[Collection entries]

<<<<

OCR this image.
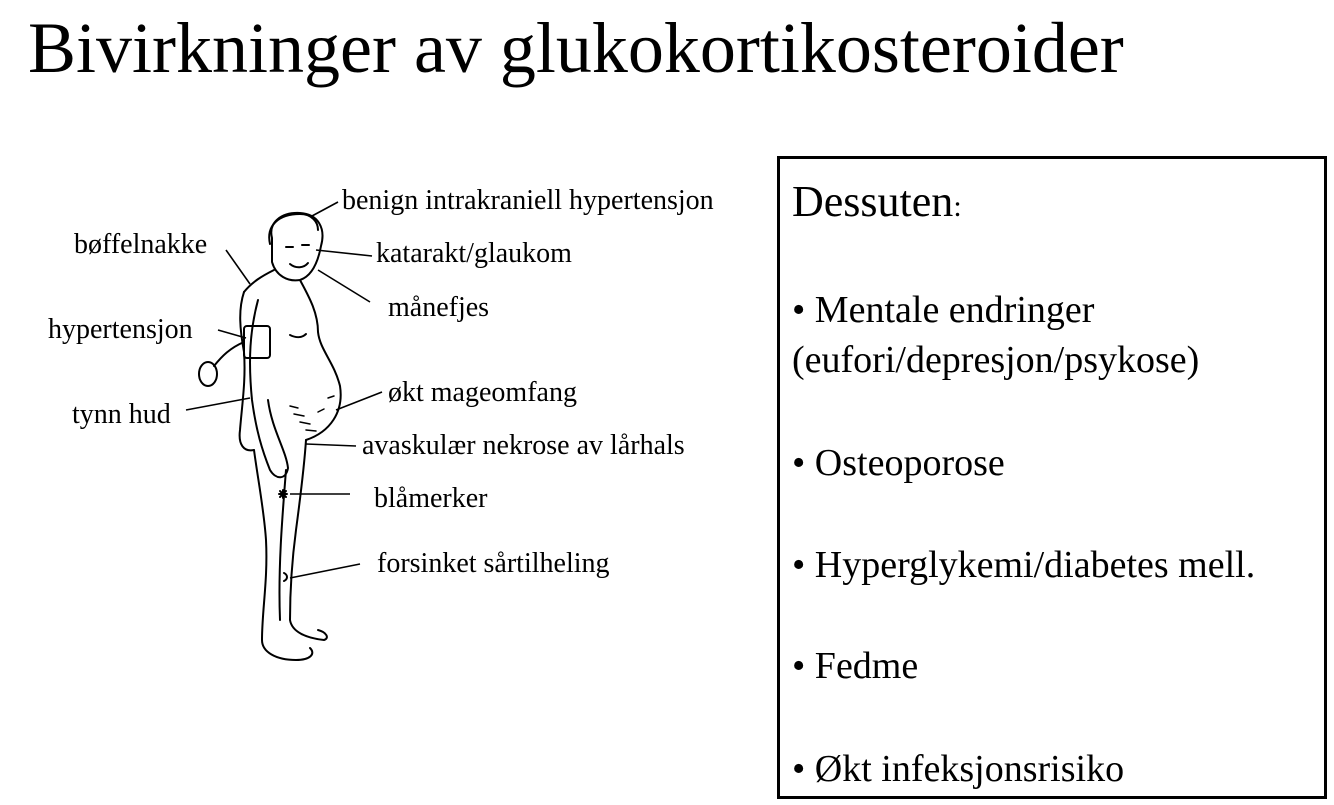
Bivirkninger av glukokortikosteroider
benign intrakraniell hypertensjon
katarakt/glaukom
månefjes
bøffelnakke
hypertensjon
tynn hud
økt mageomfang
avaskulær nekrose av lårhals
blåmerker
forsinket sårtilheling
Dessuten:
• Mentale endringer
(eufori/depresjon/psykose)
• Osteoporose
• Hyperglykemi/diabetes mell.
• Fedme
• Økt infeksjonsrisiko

>>>>

→ **What you are asked to do**
Write out the entries again, exactly as given, skipping any images.

→ **Task output**
OCR this image.
Bivirkninger av glukokortikosteroider
benign intrakraniell hypertensjon
katarakt/glaukom
månefjes
bøffelnakke
hypertensjon
tynn hud
økt mageomfang
avaskulær nekrose av lårhals
blåmerker
forsinket sårtilheling
Dessuten:
• Mentale endringer
(eufori/depresjon/psykose)
• Osteoporose
• Hyperglykemi/diabetes mell.
• Fedme
• Økt infeksjonsrisiko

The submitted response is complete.